PROBLEM STATEMENT: Give the number of lines in the data that hold the string "name". Nothing else is needed.

########################################

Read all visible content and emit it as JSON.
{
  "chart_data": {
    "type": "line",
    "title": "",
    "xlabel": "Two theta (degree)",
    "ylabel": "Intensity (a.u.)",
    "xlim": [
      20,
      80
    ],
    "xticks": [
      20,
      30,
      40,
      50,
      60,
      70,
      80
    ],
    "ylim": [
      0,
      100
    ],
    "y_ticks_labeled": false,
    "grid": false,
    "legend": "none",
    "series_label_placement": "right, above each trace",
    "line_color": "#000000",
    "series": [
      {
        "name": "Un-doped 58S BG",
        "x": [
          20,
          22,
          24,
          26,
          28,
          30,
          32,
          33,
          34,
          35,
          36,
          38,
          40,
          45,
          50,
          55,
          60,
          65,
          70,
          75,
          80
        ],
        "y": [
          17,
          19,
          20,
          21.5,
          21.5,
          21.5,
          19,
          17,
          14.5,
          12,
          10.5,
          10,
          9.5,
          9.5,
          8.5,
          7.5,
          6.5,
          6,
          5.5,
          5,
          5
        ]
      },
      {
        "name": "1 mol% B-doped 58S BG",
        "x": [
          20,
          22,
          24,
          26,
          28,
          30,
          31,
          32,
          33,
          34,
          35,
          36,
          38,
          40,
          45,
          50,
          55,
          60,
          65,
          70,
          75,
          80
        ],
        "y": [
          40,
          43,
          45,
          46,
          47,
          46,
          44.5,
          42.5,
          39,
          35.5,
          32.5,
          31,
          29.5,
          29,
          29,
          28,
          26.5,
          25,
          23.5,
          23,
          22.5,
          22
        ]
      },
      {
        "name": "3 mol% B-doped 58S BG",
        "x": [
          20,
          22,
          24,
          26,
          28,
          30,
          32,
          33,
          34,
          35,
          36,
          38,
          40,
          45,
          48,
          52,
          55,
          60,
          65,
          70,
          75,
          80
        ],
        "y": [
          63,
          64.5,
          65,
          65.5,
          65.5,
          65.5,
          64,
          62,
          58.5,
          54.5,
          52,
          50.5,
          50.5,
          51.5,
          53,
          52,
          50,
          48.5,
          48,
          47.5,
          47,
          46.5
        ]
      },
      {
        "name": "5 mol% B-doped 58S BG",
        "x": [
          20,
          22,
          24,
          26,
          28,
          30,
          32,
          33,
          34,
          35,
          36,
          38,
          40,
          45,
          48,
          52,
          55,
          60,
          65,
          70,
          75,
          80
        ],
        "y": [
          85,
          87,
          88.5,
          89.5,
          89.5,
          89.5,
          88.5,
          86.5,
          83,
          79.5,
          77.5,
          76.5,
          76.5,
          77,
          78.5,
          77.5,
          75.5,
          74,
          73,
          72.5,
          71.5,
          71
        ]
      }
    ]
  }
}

########################################

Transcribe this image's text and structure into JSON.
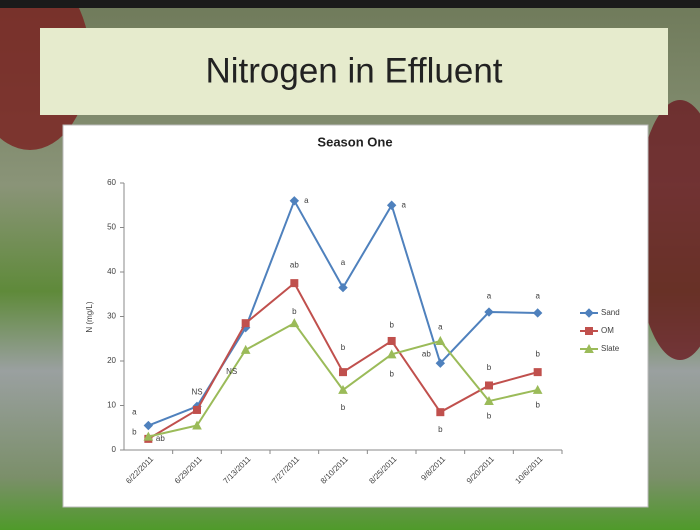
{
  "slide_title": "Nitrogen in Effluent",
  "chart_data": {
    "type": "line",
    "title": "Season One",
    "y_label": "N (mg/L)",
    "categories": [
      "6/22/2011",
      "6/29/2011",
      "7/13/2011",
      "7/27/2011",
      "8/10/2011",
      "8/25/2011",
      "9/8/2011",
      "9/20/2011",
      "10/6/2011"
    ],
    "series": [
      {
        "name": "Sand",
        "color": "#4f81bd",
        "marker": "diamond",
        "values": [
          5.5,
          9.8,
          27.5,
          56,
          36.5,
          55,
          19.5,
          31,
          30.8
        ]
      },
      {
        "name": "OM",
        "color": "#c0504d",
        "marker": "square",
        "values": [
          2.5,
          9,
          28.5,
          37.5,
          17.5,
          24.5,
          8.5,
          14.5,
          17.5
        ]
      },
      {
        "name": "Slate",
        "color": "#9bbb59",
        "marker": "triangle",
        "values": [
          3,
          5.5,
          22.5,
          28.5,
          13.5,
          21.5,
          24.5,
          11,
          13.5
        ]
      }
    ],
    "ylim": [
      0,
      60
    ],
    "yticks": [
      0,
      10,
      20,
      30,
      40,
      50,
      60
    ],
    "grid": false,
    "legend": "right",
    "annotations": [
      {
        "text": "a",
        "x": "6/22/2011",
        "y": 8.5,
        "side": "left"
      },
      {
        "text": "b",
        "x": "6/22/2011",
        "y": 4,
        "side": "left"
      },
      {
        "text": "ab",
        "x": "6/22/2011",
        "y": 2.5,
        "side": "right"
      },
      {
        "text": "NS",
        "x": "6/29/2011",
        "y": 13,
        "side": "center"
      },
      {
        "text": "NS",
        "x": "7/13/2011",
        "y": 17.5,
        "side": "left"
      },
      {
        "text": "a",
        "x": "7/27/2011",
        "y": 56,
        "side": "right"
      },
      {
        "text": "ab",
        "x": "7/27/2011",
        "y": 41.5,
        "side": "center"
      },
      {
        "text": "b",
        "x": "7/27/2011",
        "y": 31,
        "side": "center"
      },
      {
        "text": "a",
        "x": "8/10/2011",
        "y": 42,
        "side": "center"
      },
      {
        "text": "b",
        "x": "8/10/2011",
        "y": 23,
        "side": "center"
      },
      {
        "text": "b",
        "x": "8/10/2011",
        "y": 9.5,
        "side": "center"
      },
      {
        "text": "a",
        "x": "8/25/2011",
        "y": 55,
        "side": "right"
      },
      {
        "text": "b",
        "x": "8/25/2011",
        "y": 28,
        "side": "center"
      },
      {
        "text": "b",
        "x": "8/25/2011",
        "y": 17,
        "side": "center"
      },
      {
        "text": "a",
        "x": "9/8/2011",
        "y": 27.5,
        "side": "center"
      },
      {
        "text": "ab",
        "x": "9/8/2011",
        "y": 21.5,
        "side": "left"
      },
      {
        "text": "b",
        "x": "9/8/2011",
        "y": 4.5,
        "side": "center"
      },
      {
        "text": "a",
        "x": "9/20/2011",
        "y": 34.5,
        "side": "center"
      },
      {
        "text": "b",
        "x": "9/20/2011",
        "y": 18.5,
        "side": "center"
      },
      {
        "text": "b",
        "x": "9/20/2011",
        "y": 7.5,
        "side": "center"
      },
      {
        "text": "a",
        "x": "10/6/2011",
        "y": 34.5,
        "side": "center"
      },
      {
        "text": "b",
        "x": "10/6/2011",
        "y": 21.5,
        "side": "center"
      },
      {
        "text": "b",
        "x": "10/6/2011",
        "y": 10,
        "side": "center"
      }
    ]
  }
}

########################################

EXERCISE RESULT: 7